## Task prompt
Your task is to filter the data below down to the lines holding "olduğunu".

┌──

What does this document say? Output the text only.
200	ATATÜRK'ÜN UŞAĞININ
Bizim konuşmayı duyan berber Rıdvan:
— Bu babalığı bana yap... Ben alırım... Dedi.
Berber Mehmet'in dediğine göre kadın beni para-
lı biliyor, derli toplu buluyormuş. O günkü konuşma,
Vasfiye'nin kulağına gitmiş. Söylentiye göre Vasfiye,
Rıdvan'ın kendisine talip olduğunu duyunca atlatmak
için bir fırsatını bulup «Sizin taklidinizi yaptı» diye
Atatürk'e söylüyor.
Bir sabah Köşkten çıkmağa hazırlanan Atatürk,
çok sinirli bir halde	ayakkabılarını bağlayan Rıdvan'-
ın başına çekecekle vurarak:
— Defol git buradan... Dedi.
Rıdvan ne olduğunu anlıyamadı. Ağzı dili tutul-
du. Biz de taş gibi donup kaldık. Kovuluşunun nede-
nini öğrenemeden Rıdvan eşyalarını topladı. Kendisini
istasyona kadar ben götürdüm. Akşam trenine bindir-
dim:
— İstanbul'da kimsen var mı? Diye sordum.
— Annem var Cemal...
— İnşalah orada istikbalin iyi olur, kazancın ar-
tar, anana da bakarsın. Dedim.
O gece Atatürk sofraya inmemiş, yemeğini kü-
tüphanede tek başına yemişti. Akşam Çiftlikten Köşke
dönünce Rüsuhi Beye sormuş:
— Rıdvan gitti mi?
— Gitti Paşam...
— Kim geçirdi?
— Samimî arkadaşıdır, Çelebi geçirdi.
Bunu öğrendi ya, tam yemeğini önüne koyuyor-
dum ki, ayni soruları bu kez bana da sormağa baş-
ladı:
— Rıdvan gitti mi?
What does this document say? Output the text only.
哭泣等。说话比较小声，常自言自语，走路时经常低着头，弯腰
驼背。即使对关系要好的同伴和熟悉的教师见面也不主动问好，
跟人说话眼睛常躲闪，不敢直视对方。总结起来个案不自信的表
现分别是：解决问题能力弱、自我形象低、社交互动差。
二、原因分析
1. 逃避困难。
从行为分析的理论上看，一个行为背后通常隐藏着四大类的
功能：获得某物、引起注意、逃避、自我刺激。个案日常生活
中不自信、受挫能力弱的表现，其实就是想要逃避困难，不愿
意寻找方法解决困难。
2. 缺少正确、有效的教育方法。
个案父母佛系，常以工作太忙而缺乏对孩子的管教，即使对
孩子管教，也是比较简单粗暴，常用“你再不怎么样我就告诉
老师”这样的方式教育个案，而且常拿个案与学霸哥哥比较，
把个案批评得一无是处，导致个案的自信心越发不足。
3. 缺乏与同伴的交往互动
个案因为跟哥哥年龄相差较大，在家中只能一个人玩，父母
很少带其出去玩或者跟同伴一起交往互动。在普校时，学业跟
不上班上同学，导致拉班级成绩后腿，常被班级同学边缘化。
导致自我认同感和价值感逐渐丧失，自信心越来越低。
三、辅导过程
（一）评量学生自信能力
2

└──

## Answer in full
Rıdvan'ın kendisine talip olduğunu duyunca atlatmak
Rıdvan ne olduğunu anlıyamadı. Ağzı dili tutul-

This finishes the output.